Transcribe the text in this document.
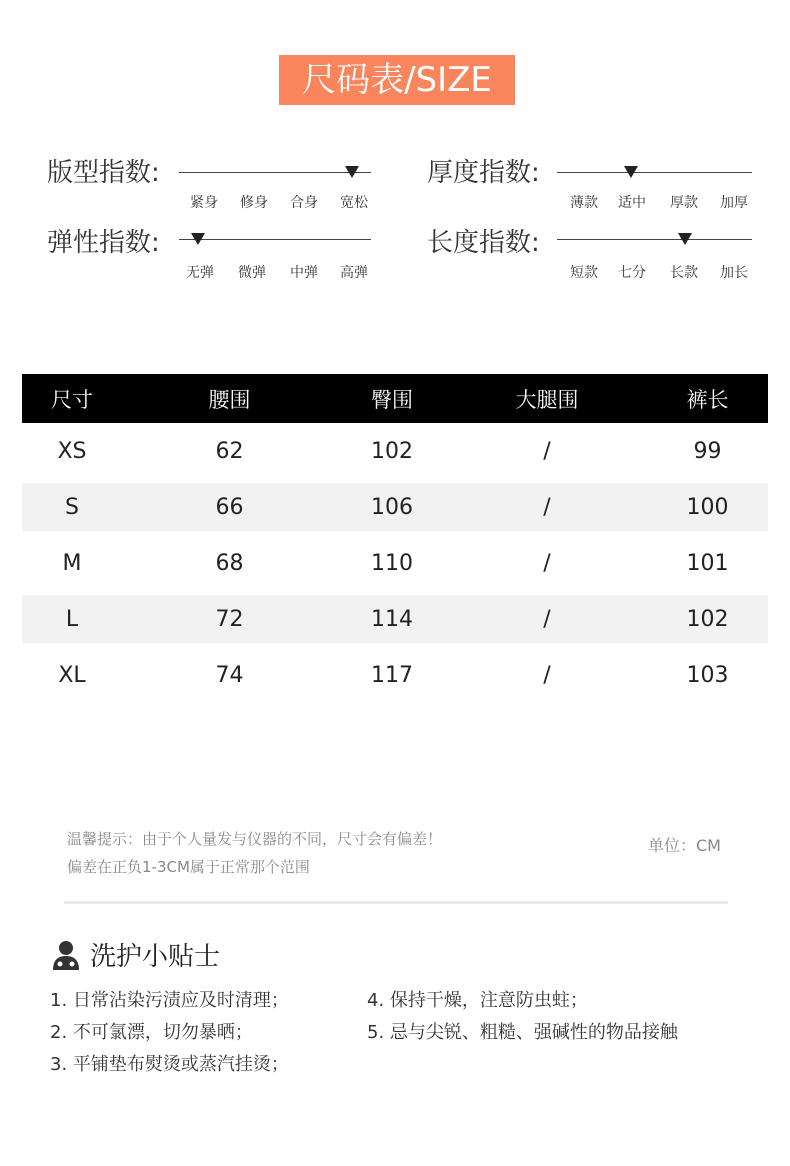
尺码表/SIZE
版型指数:
紧身	修身	合身	宽松
厚度指数:
薄款	适中	厚款	加厚
弹性指数:
无弹	微弹	中弹	高弹
长度指数:
短款	七分	长款	加长
尺寸	腰围	臀围	大腿围	裤长
XS	62	102	/	99
S	66	106	/	100
M	68	110	/	101
L	72	114	/	102
XL	74	117	/	103
温馨提示：由于个人量发与仪器的不同，尺寸会有偏差！
偏差在正负1-3CM属于正常那个范围
单位：CM
洗护小贴士
1. 日常沾染污渍应及时清理；
2. 不可氯漂，切勿暴晒；
3. 平铺垫布熨烫或蒸汽挂烫；
4. 保持干燥，注意防虫蛀；
5. 忌与尖锐、粗糙、强碱性的物品接触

====

> TASK REQUIREMENTS
Copy the data exactly. Any picture it contains is to be omitted.

> SOLUTION TO THIS PROBLEM
Transcribe the text in this document.
尺码表/SIZE
版型指数:
紧身	修身	合身	宽松
厚度指数:
薄款	适中	厚款	加厚
弹性指数:
无弹	微弹	中弹	高弹
长度指数:
短款	七分	长款	加长
尺寸	腰围	臀围	大腿围	裤长
XS	62	102	/	99
S	66	106	/	100
M	68	110	/	101
L	72	114	/	102
XL	74	117	/	103
温馨提示：由于个人量发与仪器的不同，尺寸会有偏差！
偏差在正负1-3CM属于正常那个范围
单位：CM
洗护小贴士
1. 日常沾染污渍应及时清理；
2. 不可氯漂，切勿暴晒；
3. 平铺垫布熨烫或蒸汽挂烫；
4. 保持干燥，注意防虫蛀；
5. 忌与尖锐、粗糙、强碱性的物品接触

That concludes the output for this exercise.